= Extract =

It saw a no-holds-barred, blistering attack by the Prime Minister and Home Minister Amit Shah against the Opposition – and it also showed that the ruling side takes the challenge posed by the newly formed 26-party I.N.D.I.A alliance seriously, possibly more seriously than they take themselves.
Both Modi and Shah spoke for over two hours each, their speeches reflecting a great deal of preparation and thought, though the PM spoke rhetorically as he does at poll rallies. They ripped into the Opposition for “corruption, family rule, and its policy of appeasement” – themes that are going to dominate the BJP’s campaign in the coming elections.
In comparison, the Opposition side was not as well-prepared as it could have been. It turned out to be an unequal battle, even though there were good speakers from the Opposition, like Gaurav Gogoi (Congress), who opened the debate, Asaduddin Owaisi (AIMIM) , Mahua Moitra (Trinamool Congress), and Farooq Abdullah (National Conference).

= Goals =
A. In the debate extract, why did the exchange turn out to be an unequal battle?
B. Update the records from their first line through the line containing "204, 586, 222]", replacing "table-cell" with "grid-cell" and leaving everything else unchanged.

= Extracted material =
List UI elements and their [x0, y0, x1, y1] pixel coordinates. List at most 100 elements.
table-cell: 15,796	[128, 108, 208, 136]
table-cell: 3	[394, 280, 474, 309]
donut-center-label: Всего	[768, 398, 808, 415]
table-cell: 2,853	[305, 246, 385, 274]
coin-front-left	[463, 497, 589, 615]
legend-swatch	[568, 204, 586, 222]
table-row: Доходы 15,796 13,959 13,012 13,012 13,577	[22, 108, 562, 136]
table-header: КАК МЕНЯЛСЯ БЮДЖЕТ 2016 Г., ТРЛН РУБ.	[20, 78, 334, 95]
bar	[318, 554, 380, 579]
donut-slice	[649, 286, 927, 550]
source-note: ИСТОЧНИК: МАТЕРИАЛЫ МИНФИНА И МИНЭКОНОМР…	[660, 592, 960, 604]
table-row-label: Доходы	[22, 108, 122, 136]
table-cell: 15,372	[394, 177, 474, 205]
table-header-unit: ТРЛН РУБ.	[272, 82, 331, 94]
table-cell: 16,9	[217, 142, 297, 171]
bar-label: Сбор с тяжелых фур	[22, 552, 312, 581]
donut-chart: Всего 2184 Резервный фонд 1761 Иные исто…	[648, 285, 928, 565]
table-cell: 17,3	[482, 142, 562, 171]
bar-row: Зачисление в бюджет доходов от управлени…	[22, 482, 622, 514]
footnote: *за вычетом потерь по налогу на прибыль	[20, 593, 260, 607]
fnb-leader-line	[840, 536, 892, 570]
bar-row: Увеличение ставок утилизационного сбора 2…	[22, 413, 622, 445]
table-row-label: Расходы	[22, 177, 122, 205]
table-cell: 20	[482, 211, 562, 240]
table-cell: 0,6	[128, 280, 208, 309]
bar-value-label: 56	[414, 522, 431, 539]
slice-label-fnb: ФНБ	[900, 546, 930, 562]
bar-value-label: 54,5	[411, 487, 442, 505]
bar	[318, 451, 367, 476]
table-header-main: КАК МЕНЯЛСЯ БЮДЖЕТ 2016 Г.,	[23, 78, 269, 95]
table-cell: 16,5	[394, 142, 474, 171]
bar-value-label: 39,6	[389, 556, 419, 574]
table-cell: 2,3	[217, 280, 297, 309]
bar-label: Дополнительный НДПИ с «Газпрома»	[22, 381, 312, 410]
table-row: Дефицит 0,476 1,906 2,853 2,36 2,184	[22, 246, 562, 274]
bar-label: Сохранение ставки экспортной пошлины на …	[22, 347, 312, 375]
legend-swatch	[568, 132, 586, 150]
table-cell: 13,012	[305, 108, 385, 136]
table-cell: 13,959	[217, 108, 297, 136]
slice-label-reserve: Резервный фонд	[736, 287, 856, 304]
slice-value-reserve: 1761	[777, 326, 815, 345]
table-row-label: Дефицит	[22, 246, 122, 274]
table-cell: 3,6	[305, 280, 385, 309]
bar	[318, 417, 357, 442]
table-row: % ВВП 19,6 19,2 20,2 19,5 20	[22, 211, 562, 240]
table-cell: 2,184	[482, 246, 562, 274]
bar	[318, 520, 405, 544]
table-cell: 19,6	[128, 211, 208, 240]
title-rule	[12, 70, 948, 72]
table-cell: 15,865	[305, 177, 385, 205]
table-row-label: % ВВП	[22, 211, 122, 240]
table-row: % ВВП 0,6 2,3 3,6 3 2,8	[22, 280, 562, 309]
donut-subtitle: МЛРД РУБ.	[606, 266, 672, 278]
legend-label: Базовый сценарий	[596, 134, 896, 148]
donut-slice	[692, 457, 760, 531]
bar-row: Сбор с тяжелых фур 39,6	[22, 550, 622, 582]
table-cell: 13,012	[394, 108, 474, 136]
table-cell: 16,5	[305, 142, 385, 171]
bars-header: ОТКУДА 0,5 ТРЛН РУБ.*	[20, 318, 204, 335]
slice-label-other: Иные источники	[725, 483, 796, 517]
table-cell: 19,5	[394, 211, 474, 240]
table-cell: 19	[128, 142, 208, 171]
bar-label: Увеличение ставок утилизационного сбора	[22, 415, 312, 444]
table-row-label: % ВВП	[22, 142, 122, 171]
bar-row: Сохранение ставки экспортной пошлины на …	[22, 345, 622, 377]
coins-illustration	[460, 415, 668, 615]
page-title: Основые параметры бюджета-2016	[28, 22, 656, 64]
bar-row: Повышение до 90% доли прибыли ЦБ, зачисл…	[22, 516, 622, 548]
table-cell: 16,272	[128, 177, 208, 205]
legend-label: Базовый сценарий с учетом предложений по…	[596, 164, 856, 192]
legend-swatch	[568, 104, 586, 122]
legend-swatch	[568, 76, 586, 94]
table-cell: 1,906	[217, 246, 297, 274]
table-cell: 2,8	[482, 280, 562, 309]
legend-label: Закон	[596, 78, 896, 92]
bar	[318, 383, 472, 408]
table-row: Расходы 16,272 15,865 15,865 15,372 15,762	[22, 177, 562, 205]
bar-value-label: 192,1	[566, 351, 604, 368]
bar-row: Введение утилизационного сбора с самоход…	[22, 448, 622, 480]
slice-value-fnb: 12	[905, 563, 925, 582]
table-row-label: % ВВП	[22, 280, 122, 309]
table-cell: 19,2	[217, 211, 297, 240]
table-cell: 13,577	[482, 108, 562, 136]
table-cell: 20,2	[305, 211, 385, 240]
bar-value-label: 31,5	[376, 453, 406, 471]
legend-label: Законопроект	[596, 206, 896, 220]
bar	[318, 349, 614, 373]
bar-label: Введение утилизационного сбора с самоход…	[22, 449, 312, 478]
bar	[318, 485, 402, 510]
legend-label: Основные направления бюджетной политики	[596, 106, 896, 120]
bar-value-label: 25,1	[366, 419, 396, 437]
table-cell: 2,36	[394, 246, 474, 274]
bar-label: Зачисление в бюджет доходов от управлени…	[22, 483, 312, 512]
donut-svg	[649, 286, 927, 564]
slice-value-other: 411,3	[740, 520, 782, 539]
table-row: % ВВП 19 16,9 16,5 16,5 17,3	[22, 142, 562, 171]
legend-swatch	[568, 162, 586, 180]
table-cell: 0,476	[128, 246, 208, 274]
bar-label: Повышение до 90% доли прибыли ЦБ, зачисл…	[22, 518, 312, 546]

= Complete answers =
A. It was unequal because the Opposition side was not as well-prepared as it could have been. Modi and Shah each spoke for over two hours, and their speeches reflected a great deal of preparation and thought. The Opposition lagged by comparison even though it had good speakers.

B.
List UI elements and their [x0, y0, x1, y1] pixel coordinates. List at most 100 elements.
grid-cell: 15,796	[128, 108, 208, 136]
grid-cell: 3	[394, 280, 474, 309]
donut-center-label: Всего	[768, 398, 808, 415]
grid-cell: 2,853	[305, 246, 385, 274]
coin-front-left	[463, 497, 589, 615]
legend-swatch	[568, 204, 586, 222]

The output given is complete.